--- begin TASK INPUT ---

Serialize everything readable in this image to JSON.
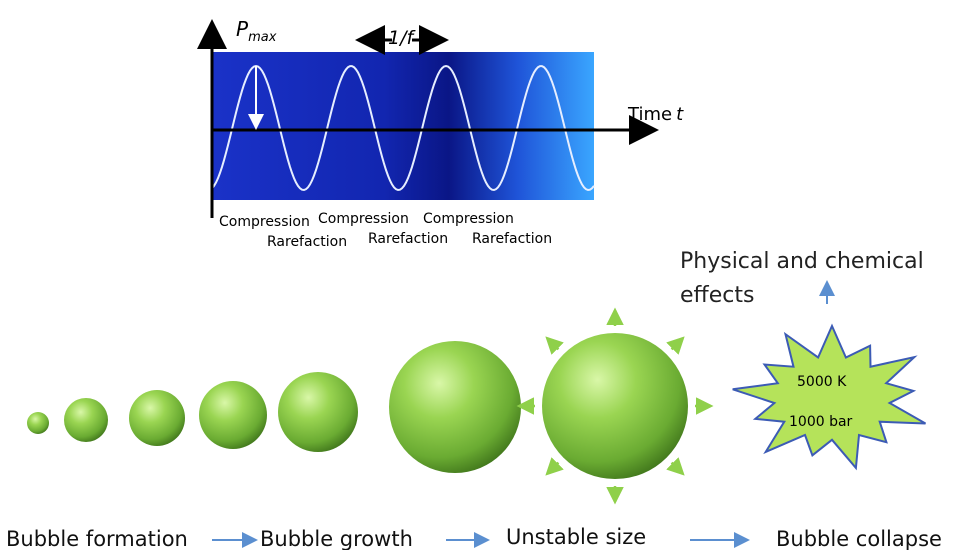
{
  "wave_panel": {
    "pmax_label": "P",
    "pmax_subscript": "max",
    "period_label": "1/f",
    "time_label": "Time",
    "time_symbol": "t",
    "compression_labels": [
      "Compression",
      "Compression",
      "Compression"
    ],
    "rarefaction_labels": [
      "Rarefaction",
      "Rarefaction",
      "Rarefaction"
    ],
    "colors": {
      "band_dark": "#0a1a8c",
      "band_mid": "#1e3ae0",
      "band_light": "#3aa0ff",
      "wave": "#e6eeff"
    }
  },
  "effects": {
    "line1": "Physical and chemical",
    "line2": "effects"
  },
  "collapse": {
    "temperature": "5000 K",
    "pressure": "1000 bar",
    "fill_color": "#b5e35a"
  },
  "stages": {
    "formation": "Bubble formation",
    "growth": "Bubble growth",
    "unstable": "Unstable size",
    "collapse": "Bubble collapse"
  },
  "colors": {
    "bubble_light": "#c7f08a",
    "bubble_mid": "#7cc23e",
    "bubble_dark": "#3f7a1c",
    "arrow_blue": "#5b8fd0",
    "arrow_green": "#8fd04a"
  }
}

--- end TASK INPUT ---

◆ GIVEN PROBLEM ◆
Write out all the entries exactly, except for the pictures.

◆ RESULT ◆
Serialize everything readable in this image to JSON.
{
  "wave_panel": {
    "pmax_label": "P",
    "pmax_subscript": "max",
    "period_label": "1/f",
    "time_label": "Time",
    "time_symbol": "t",
    "compression_labels": [
      "Compression",
      "Compression",
      "Compression"
    ],
    "rarefaction_labels": [
      "Rarefaction",
      "Rarefaction",
      "Rarefaction"
    ],
    "colors": {
      "band_dark": "#0a1a8c",
      "band_mid": "#1e3ae0",
      "band_light": "#3aa0ff",
      "wave": "#e6eeff"
    }
  },
  "effects": {
    "line1": "Physical and chemical",
    "line2": "effects"
  },
  "collapse": {
    "temperature": "5000 K",
    "pressure": "1000 bar",
    "fill_color": "#b5e35a"
  },
  "stages": {
    "formation": "Bubble formation",
    "growth": "Bubble growth",
    "unstable": "Unstable size",
    "collapse": "Bubble collapse"
  },
  "colors": {
    "bubble_light": "#c7f08a",
    "bubble_mid": "#7cc23e",
    "bubble_dark": "#3f7a1c",
    "arrow_blue": "#5b8fd0",
    "arrow_green": "#8fd04a"
  }
}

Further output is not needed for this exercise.